## REQUIRED WORK
Show each line that has the string "Animals" in it.

** Start of ENTRIES **

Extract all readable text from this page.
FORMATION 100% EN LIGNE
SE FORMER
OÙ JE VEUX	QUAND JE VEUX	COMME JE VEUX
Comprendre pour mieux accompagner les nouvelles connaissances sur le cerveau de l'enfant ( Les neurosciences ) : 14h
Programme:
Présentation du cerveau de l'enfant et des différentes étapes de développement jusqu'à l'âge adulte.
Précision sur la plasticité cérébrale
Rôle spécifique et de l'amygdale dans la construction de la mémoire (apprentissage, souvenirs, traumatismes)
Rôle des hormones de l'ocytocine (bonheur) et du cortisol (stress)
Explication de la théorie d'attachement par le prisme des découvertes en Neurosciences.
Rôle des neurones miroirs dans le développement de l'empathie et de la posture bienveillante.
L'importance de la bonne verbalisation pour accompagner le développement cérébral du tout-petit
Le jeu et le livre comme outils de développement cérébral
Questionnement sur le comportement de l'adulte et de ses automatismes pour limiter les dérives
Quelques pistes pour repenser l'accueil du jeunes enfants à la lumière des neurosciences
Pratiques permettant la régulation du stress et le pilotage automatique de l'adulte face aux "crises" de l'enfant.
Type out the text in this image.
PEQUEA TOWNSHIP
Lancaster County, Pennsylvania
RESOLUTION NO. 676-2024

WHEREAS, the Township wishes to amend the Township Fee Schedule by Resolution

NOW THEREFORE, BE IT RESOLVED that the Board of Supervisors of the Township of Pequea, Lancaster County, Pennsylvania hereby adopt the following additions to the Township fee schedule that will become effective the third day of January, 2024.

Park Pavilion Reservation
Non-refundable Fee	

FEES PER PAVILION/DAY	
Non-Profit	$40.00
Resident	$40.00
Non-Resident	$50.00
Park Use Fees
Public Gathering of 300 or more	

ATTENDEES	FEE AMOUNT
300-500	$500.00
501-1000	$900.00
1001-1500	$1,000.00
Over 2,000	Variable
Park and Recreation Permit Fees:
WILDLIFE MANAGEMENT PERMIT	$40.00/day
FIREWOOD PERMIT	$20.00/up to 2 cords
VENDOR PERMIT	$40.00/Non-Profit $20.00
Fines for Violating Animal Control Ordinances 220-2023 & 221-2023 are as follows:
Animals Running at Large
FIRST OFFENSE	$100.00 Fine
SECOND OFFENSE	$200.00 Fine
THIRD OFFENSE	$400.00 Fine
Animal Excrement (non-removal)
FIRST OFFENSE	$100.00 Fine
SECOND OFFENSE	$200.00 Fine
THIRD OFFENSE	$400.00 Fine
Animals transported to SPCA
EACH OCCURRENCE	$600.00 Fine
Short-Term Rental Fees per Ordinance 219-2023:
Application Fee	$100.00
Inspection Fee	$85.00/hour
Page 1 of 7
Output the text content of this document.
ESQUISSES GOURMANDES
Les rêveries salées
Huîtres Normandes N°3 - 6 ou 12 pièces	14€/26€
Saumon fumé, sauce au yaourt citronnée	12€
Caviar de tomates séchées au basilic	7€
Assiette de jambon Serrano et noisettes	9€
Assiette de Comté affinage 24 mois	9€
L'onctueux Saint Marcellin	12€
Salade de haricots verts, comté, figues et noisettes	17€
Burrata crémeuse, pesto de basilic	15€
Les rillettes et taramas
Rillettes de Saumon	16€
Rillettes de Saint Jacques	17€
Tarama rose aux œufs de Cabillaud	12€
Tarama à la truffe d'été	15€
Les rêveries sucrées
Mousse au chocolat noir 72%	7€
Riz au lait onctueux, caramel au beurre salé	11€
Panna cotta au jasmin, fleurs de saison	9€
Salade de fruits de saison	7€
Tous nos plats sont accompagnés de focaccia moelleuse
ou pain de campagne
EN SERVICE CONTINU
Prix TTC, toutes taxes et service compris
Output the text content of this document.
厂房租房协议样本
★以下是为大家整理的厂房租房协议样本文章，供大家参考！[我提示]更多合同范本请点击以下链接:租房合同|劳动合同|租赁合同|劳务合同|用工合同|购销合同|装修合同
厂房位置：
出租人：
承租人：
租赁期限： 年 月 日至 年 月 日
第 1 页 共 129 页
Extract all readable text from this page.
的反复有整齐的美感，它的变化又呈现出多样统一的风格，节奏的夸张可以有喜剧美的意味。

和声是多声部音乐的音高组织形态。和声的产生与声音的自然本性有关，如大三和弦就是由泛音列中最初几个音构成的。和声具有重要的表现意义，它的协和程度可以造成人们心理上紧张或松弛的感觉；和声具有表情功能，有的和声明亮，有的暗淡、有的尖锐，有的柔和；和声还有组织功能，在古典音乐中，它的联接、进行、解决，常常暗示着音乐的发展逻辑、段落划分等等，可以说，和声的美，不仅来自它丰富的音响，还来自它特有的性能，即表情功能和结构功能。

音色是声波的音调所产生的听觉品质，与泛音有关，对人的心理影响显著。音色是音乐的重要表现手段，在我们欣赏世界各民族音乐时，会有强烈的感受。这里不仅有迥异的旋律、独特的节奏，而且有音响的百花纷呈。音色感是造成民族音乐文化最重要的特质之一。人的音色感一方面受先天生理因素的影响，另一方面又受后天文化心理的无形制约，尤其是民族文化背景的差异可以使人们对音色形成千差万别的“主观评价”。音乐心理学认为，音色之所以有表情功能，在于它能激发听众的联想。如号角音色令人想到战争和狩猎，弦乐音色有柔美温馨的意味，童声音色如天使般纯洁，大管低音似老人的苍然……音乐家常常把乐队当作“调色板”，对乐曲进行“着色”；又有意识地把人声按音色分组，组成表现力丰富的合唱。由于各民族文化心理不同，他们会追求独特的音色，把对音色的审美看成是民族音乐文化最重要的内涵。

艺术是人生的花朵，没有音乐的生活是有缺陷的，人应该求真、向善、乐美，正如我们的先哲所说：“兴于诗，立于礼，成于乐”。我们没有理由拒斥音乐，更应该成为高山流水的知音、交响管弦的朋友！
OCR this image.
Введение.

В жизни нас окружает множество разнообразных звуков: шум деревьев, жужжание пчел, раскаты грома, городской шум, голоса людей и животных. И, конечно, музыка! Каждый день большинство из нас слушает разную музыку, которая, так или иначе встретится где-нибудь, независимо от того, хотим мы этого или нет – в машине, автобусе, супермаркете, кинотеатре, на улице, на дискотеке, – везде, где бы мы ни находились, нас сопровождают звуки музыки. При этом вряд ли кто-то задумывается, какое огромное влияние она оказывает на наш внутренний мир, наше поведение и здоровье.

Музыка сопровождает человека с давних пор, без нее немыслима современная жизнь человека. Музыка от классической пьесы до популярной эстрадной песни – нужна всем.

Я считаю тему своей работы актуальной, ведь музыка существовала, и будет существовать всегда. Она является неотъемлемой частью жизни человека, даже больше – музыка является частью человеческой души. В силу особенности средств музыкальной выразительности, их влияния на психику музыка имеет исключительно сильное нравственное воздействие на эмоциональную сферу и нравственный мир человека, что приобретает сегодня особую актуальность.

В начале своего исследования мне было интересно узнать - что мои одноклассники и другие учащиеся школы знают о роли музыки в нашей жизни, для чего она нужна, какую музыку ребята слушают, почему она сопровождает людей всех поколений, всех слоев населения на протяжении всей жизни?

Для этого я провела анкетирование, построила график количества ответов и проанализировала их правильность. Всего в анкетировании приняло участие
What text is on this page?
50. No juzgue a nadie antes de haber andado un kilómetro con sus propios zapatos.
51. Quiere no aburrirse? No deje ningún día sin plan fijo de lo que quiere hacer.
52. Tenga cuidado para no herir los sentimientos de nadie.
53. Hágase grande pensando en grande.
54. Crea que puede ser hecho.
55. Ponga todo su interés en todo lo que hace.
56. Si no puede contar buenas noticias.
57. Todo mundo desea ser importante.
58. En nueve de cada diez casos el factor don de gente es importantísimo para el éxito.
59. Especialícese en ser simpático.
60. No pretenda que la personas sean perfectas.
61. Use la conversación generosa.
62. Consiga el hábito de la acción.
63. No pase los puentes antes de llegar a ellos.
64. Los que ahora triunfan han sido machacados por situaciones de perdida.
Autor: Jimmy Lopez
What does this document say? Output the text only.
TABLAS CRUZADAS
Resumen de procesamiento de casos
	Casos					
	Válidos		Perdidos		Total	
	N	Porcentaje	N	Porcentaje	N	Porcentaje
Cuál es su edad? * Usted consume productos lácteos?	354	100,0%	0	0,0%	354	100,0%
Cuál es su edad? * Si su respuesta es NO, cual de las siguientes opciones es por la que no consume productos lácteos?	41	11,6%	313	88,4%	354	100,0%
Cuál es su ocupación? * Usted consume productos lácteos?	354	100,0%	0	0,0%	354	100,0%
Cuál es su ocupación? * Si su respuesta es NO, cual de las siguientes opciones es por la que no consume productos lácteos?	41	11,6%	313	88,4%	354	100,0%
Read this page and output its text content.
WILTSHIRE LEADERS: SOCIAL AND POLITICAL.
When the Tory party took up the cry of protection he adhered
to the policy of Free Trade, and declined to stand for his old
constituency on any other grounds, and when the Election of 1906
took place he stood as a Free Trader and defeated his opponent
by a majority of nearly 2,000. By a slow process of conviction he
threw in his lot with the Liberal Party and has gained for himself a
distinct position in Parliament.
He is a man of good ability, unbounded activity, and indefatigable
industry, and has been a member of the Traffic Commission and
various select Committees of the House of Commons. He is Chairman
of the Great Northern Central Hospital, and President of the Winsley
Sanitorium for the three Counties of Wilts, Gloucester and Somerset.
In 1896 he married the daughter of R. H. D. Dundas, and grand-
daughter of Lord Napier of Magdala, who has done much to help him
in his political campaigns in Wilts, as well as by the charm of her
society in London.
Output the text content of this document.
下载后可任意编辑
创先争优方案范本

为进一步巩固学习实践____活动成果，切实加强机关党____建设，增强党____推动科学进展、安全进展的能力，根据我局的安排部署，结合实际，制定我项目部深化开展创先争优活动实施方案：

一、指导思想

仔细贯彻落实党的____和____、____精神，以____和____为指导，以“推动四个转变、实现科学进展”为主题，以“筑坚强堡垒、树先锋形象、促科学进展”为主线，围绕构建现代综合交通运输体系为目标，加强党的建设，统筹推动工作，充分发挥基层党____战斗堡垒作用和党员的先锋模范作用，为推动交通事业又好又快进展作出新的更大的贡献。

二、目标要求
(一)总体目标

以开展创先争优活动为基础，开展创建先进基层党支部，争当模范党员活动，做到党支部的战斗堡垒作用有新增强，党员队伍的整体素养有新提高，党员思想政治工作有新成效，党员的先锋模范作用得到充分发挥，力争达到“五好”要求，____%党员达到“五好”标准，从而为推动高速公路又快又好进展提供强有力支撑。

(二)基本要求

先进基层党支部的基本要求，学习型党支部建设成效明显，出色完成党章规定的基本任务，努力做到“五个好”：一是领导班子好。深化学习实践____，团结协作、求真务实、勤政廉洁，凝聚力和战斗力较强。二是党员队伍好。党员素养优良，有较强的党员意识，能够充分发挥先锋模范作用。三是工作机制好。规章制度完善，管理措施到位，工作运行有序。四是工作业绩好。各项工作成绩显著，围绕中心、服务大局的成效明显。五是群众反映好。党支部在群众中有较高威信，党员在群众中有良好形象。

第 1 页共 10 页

** End of ENTRIES **

## EXPECTED ANSWER
Animals Running at Large
Animals transported to SPCA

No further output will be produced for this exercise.